• **Records supplied**:

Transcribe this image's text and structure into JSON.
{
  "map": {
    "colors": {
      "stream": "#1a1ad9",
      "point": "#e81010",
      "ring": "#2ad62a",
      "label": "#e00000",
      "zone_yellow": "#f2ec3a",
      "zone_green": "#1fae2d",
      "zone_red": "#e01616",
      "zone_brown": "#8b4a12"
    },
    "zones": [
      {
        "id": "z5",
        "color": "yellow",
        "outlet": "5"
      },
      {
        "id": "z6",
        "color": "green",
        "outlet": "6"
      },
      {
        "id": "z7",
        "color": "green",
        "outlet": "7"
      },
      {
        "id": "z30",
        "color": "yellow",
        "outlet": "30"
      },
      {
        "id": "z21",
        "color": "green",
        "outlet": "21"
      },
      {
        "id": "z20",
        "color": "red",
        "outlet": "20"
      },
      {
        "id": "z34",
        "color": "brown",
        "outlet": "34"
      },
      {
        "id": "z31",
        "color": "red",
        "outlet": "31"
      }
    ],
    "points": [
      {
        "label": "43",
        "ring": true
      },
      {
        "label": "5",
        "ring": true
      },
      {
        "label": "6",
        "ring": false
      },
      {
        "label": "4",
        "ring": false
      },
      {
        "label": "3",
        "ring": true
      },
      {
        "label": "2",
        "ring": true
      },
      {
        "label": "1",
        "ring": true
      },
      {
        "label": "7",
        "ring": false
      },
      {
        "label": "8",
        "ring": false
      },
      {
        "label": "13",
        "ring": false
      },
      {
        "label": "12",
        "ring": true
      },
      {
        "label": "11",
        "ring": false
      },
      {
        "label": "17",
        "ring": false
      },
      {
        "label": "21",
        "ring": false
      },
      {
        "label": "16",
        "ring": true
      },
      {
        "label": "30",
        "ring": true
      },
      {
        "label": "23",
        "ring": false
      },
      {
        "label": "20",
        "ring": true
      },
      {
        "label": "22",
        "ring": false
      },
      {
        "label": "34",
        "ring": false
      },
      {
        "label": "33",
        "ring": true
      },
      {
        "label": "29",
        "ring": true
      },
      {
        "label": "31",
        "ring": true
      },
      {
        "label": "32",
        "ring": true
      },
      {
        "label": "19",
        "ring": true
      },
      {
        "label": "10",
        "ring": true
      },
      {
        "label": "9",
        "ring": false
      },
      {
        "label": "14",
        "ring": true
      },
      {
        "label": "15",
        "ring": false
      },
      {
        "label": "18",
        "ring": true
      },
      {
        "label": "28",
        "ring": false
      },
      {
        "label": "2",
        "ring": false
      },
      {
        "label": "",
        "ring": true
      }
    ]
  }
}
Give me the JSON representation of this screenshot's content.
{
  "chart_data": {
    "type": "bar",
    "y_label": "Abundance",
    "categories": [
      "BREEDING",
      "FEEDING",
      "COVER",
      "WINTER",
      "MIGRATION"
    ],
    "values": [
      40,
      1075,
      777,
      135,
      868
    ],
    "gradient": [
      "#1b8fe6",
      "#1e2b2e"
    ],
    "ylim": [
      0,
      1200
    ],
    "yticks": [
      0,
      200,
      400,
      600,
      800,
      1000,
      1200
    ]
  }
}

• **Stated task**:
Look above for the line that holds "Give me the", then copy it and each line after it exactly, through the last line of the data.

• **Output of the exercise**:
Give me the JSON representation of this screenshot's content.
{
  "chart_data": {
    "type": "bar",
    "y_label": "Abundance",
    "categories": [
      "BREEDING",
      "FEEDING",
      "COVER",
      "WINTER",
      "MIGRATION"
    ],
    "values": [
      40,
      1075,
      777,
      135,
      868
    ],
    "gradient": [
      "#1b8fe6",
      "#1e2b2e"
    ],
    "ylim": [
      0,
      1200
    ],
    "yticks": [
      0,
      200,
      400,
      600,
      800,
      1000,
      1200
    ]
  }
}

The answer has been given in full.